╭─ Extracted data
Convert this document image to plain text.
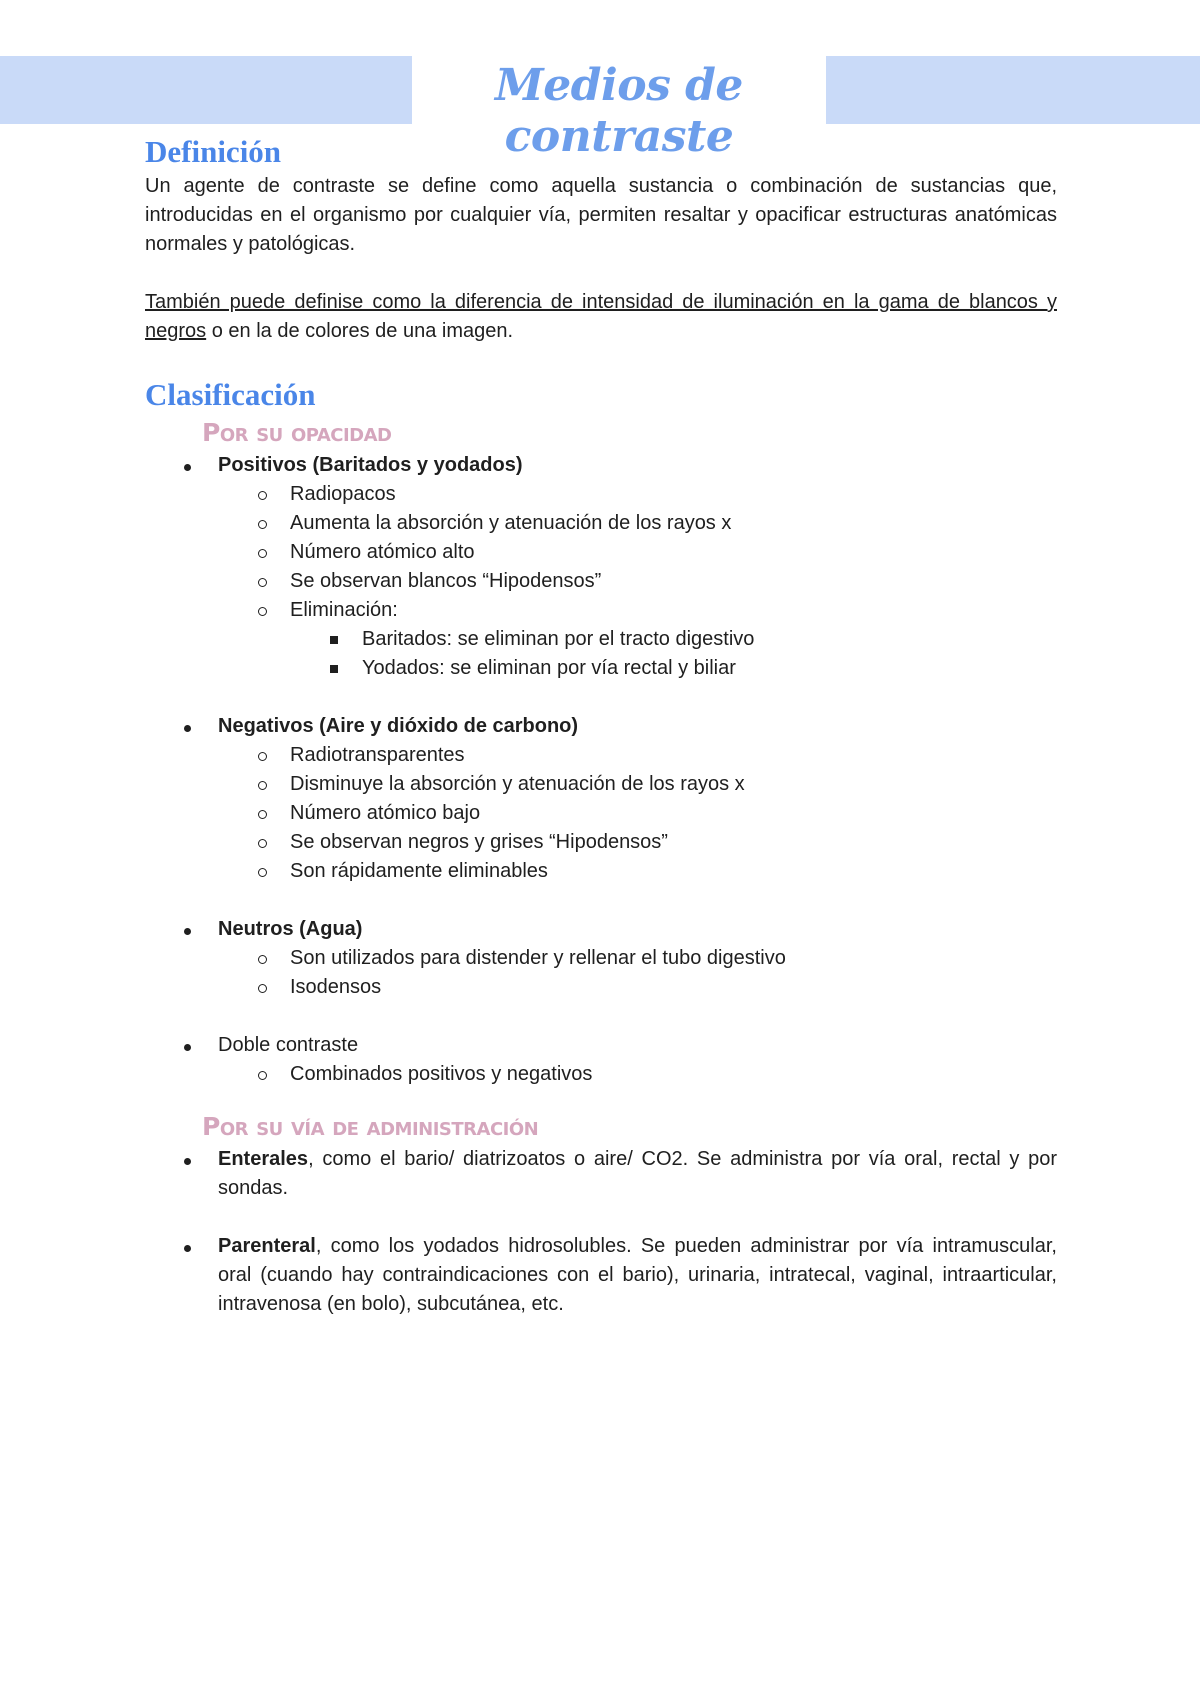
Medios de contraste
Definición

Un agente de contraste se define como aquella sustancia o combinación de sustancias que, introducidas en el organismo por cualquier vía, permiten resaltar y opacificar estructuras anatómicas normales y patológicas.

También puede definise como la diferencia de intensidad de iluminación en la gama de blancos y negros o en la de colores de una imagen.

Clasificación
Por su opacidad
Positivos (Baritados y yodados)
Radiopacos
Aumenta la absorción y atenuación de los rayos x
Número atómico alto
Se observan blancos “Hipodensos”
Eliminación:
Baritados: se eliminan por el tracto digestivo
Yodados: se eliminan por vía rectal y biliar
Negativos (Aire y dióxido de carbono)
Radiotransparentes
Disminuye la absorción y atenuación de los rayos x
Número atómico bajo
Se observan negros y grises “Hipodensos”
Son rápidamente eliminables
Neutros (Agua)
Son utilizados para distender y rellenar el tubo digestivo
Isodensos
Doble contraste
Combinados positivos y negativos
Por su vía de administración
Enterales, como el bario/ diatrizoatos o aire/ CO2. Se administra por vía oral, rectal y por sondas.
Parenteral, como los yodados hidrosolubles. Se pueden administrar por vía intramuscular, oral (cuando hay contraindicaciones con el bario), urinaria, intratecal, vaginal, intraarticular, intravenosa (en bolo), subcutánea, etc.
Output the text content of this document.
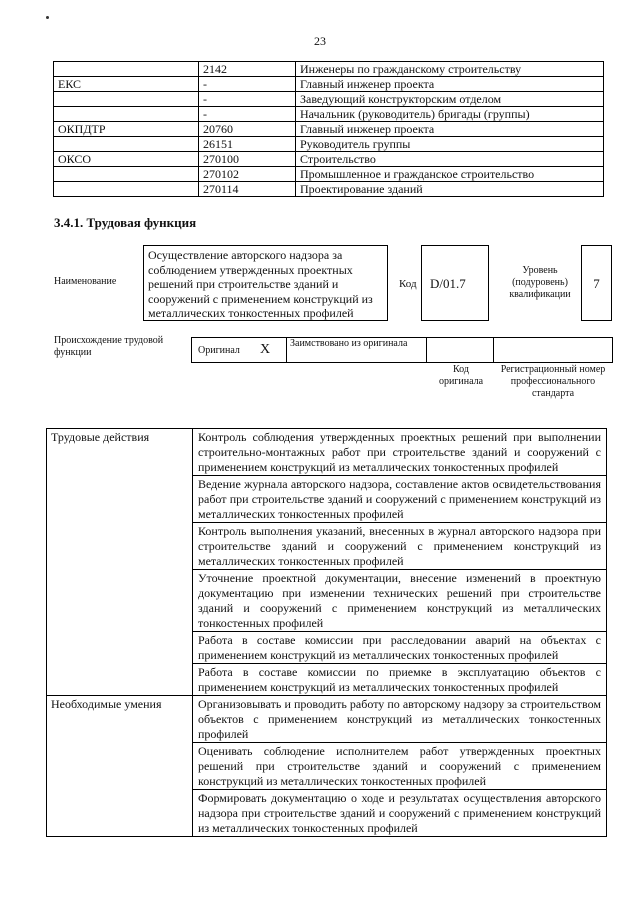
23
	2142	Инженеры по гражданскому строительству
ЕКС	-	Главный инженер проекта
	-	Заведующий конструкторским отделом
	-	Начальник (руководитель) бригады (группы)
ОКПДТР	20760	Главный инженер проекта
	26151	Руководитель группы
ОКСО	270100	Строительство
	270102	Промышленное и гражданское строительство
	270114	Проектирование зданий
3.4.1. Трудовая функция
Наименование
Осуществление авторского надзора за соблюдением утвержденных проектных решений при строительстве зданий и сооружений с применением конструкций из металлических тонкостенных профилей
Код	D/01.7
Уровень (подуровень) квалификации
7
Происхождение трудовой функции	Оригинал X Заимствовано из оригинала
Код оригинала
Регистрационный номер профессионального стандарта
Трудовые действия	Контроль соблюдения утвержденных проектных решений при выполнении строительно-монтажных работ при строительстве зданий и сооружений с применением конструкций из металлических тонкостенных профилей
	Ведение журнала авторского надзора, составление актов освидетельствования работ при строительстве зданий и сооружений с применением конструкций из металлических тонкостенных профилей
	Контроль выполнения указаний, внесенных в журнал авторского надзора при строительстве зданий и сооружений с применением конструкций из металлических тонкостенных профилей
	Уточнение проектной документации, внесение изменений в проектную документацию при изменении технических решений при строительстве зданий и сооружений с применением конструкций из металлических тонкостенных профилей
	Работа в составе комиссии при расследовании аварий на объектах с применением конструкций из металлических тонкостенных профилей
	Работа в составе комиссии по приемке в эксплуатацию объектов с применением конструкций из металлических тонкостенных профилей
Необходимые умения	Организовывать и проводить работу по авторскому надзору за строительством объектов с применением конструкций из металлических тонкостенных профилей
	Оценивать соблюдение исполнителем работ утвержденных проектных решений при строительстве зданий и сооружений с применением конструкций из металлических тонкостенных профилей
	Формировать документацию о ходе и результатах осуществления авторского надзора при строительстве зданий и сооружений с применением конструкций из металлических тонкостенных профилей
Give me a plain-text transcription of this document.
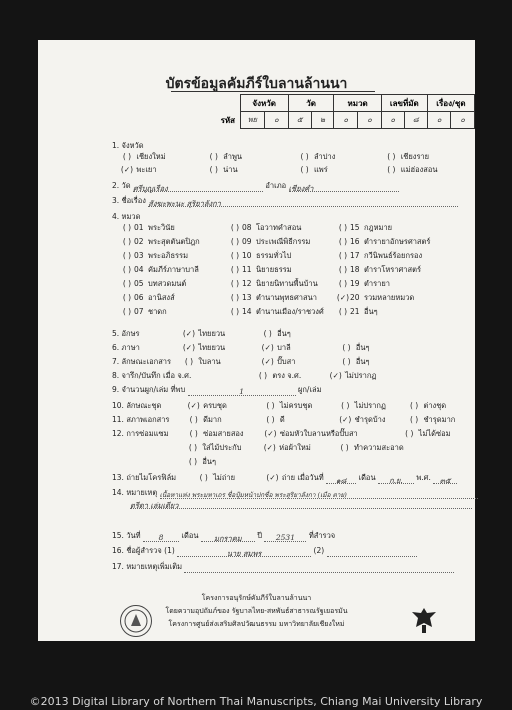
บัตรข้อมูลคัมภีร์ใบลานล้านนา
	จังหวัด		วัด		หมวด		เลขที่มัด		เรื่อง/ชุด	
รหัส	พย	๐	๕	๒	๐	๐	๐	๘	๐	๐
1. จังหวัด
( ) เชียงใหม่	( ) ลำพูน	( ) ลำปาง	( ) เชียงราย
(✓) พะเยา	( ) น่าน	( ) แพร่	( ) แม่ฮ่องสอน
2. วัด ศรีบุญเรือง	อำเภอ เชียงคำ
3. ชื่อเรื่อง สังฆะพะนะ สุริยาลังกา
4. หมวด
( ) 01 พระวินัย	( ) 08 โอวาทคำสอน	( ) 15 กฎหมาย
( ) 02 พระสุตตันตปิฎก	( ) 09 ประเพณีพิธีกรรม	( ) 16 ตำรายาอักษรศาสตร์
( ) 03 พระอภิธรรม	( ) 10 ธรรมทั่วไป	( ) 17 กวีนิพนธ์ร้อยกรอง
( ) 04 คัมภีร์ภาษาบาลี	( ) 11 นิยายธรรม	( ) 18 ตำราโหราศาสตร์
( ) 05 บทสวดมนต์	( ) 12 นิยายนิทานพื้นบ้าน	( ) 19 ตำรายา
( ) 06 อานิสงส์	( ) 13 ตำนานพุทธศาสนา	(✓)20 รวมหลายหมวด
( ) 07 ชาดก	( ) 14 ตำนานเมือง/ราชวงศ์ ( ) 21 อื่นๆ
5. อักษร	(✓) ไทยยวน	( ) อื่นๆ
6. ภาษา	(✓) ไทยยวน	(✓) บาลี	( ) อื่นๆ
7. ลักษณะเอกสาร ( ) ใบลาน	(✓) ปั๊บสา	( ) อื่นๆ
8. จารึก/บันทึก เมื่อ จ.ศ.	( ) ตรง จ.ศ.	(✓) ไม่ปรากฏ
9. จำนวนผูก/เล่ม ที่พบ	1	ผูก/เล่ม
10. ลักษณะชุด	(✓) ครบชุด	( ) ไม่ครบชุด	( ) ไม่ปรากฏ	( ) ต่างชุด
11. สภาพเอกสาร	( ) ดีมาก	( ) ดี	(✓) ชำรุดบ้าง	( ) ชำรุดมาก
12. การซ่อมแซม	( ) ซ่อมสายสอง	(✓) ซ่อมหัวใบลานหรือปั๊บสา	( ) ไม่ได้ซ่อม
( ) ใส่ไม้ประกับ	(✓) ห่อผ้าใหม่	( ) ทำความสะอาด
( ) อื่นๆ
13. ถ่ายไมโครฟิล์ม	( ) ไม่ถ่าย	(✓) ถ่าย เมื่อวันที่ ๑๘ เดือน ก.ย. พ.ศ. ๓๕
14. หมายเหตุ เนื้อหาแห่ง พระมหาเถร ชื่อปุ้มหน้าปกชื่อ พระสุริยาลังกา (เมือ ตาย)
ตรีดา เล่มเดียว
15. วันที่ 8 เดือน มกราคม ปี 2531 ที่สำรวจ
16. ชื่อผู้สำรวจ (1)	นาย สมพร	(2)
17. หมายเหตุเพิ่มเติม
โครงการอนุรักษ์คัมภีร์ใบลานล้านนา
โดยความอุปถัมภ์ของ รัฐบาลไทย-สหพันธ์สาธารณรัฐเยอรมัน
โครงการศูนย์ส่งเสริมศิลปวัฒนธรรม มหาวิทยาลัยเชียงใหม่
©2013 Digital Library of Northern Thai Manuscripts, Chiang Mai University Library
╰─
Which lines of the data above contain "ยงใหม"? Copy each one.

Problem solution:
( ) เชียงใหม่	( ) ลำพูน	( ) ลำปาง	( ) เชียงราย
โครงการศูนย์ส่งเสริมศิลปวัฒนธรรม มหาวิทยาลัยเชียงใหม่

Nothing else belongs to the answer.